§ **INSTRUCTIONS TO FOLLOW**
Return the entries below verbatim. Pictures stay out.

§ **DATA ENTRIES**
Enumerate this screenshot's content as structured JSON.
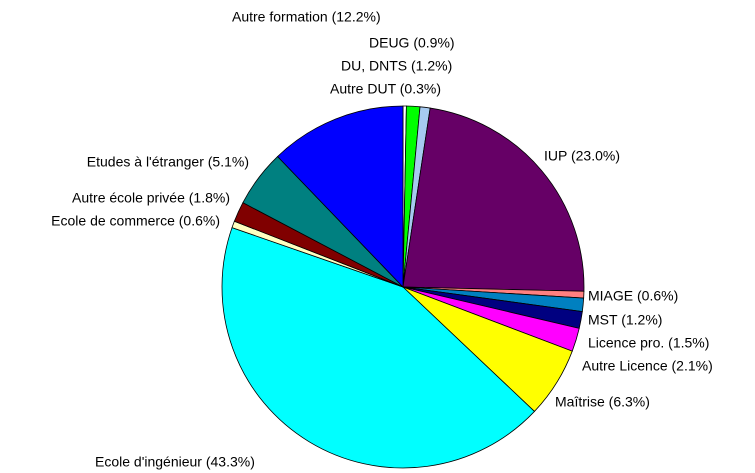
{
  "chart_data": {
    "type": "pie",
    "value_labels": [
      "Autre DUT (0.3%)",
      "DU, DNTS (1.2%)",
      "DEUG (0.9%)",
      "IUP (23.0%)",
      "MIAGE (0.6%)",
      "MST (1.2%)",
      "Licence pro. (1.5%)",
      "Autre Licence (2.1%)",
      "Maîtrise (6.3%)",
      "Ecole d'ingénieur (43.3%)",
      "Ecole de commerce (0.6%)",
      "Autre école privée (1.8%)",
      "Etudes à l'étranger (5.1%)",
      "Autre formation (12.2%)"
    ],
    "values": [
      0.3,
      1.2,
      0.9,
      23.0,
      0.6,
      1.2,
      1.5,
      2.1,
      6.3,
      43.3,
      0.6,
      1.8,
      5.1,
      12.2
    ],
    "colors": [
      "#ffffff",
      "#00ff00",
      "#a6caf0",
      "#660066",
      "#ff8080",
      "#0080c0",
      "#000080",
      "#ff00ff",
      "#ffff00",
      "#00ffff",
      "#ffffc0",
      "#800000",
      "#008080",
      "#0000ff"
    ]
  }
}
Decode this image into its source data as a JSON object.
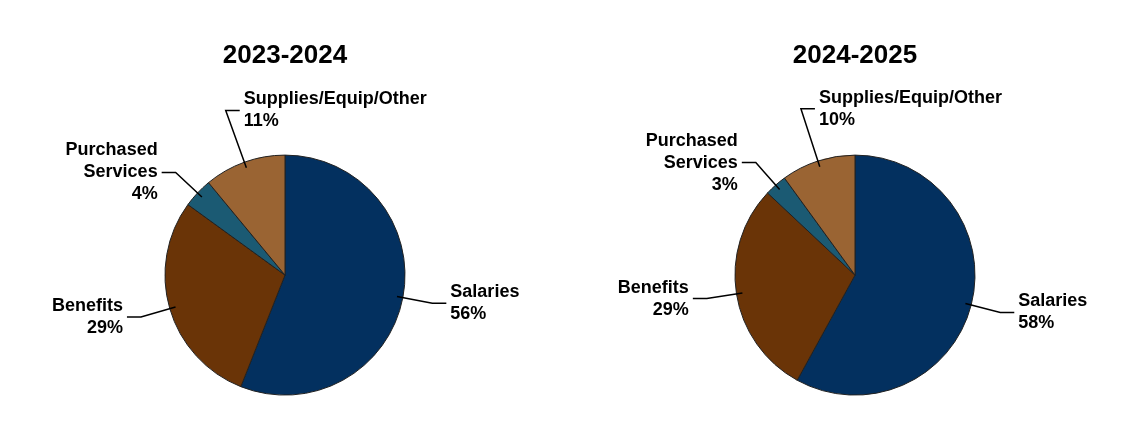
{
  "chart_data": [
    {
      "type": "pie",
      "title": "2023-2024",
      "categories": [
        "Salaries",
        "Benefits",
        "Purchased Services",
        "Supplies/Equip/Other"
      ],
      "values": [
        56,
        29,
        4,
        11
      ],
      "colors": [
        "#03305f",
        "#6a3407",
        "#1b5a73",
        "#9a6433"
      ],
      "value_labels": [
        "56%",
        "29%",
        "4%",
        "11%"
      ],
      "legend": false
    },
    {
      "type": "pie",
      "title": "2024-2025",
      "categories": [
        "Salaries",
        "Benefits",
        "Purchased Services",
        "Supplies/Equip/Other"
      ],
      "values": [
        58,
        29,
        3,
        10
      ],
      "colors": [
        "#03305f",
        "#6a3407",
        "#1b5a73",
        "#9a6433"
      ],
      "value_labels": [
        "58%",
        "29%",
        "3%",
        "10%"
      ],
      "legend": false
    }
  ]
}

§ **REPLY**
Enumerate this screenshot's content as structured JSON.
{
  "chart_data": {
    "type": "pie",
    "value_labels": [
      "Autre DUT (0.3%)",
      "DU, DNTS (1.2%)",
      "DEUG (0.9%)",
      "IUP (23.0%)",
      "MIAGE (0.6%)",
      "MST (1.2%)",
      "Licence pro. (1.5%)",
      "Autre Licence (2.1%)",
      "Maîtrise (6.3%)",
      "Ecole d'ingénieur (43.3%)",
      "Ecole de commerce (0.6%)",
      "Autre école privée (1.8%)",
      "Etudes à l'étranger (5.1%)",
      "Autre formation (12.2%)"
    ],
    "values": [
      0.3,
      1.2,
      0.9,
      23.0,
      0.6,
      1.2,
      1.5,
      2.1,
      6.3,
      43.3,
      0.6,
      1.8,
      5.1,
      12.2
    ],
    "colors": [
      "#ffffff",
      "#00ff00",
      "#a6caf0",
      "#660066",
      "#ff8080",
      "#0080c0",
      "#000080",
      "#ff00ff",
      "#ffff00",
      "#00ffff",
      "#ffffc0",
      "#800000",
      "#008080",
      "#0000ff"
    ]
  }
}
Decode this image into its source data as a JSON object.
{
  "chart_data": [
    {
      "type": "pie",
      "title": "2023-2024",
      "categories": [
        "Salaries",
        "Benefits",
        "Purchased Services",
        "Supplies/Equip/Other"
      ],
      "values": [
        56,
        29,
        4,
        11
      ],
      "colors": [
        "#03305f",
        "#6a3407",
        "#1b5a73",
        "#9a6433"
      ],
      "value_labels": [
        "56%",
        "29%",
        "4%",
        "11%"
      ],
      "legend": false
    },
    {
      "type": "pie",
      "title": "2024-2025",
      "categories": [
        "Salaries",
        "Benefits",
        "Purchased Services",
        "Supplies/Equip/Other"
      ],
      "values": [
        58,
        29,
        3,
        10
      ],
      "colors": [
        "#03305f",
        "#6a3407",
        "#1b5a73",
        "#9a6433"
      ],
      "value_labels": [
        "58%",
        "29%",
        "3%",
        "10%"
      ],
      "legend": false
    }
  ]
}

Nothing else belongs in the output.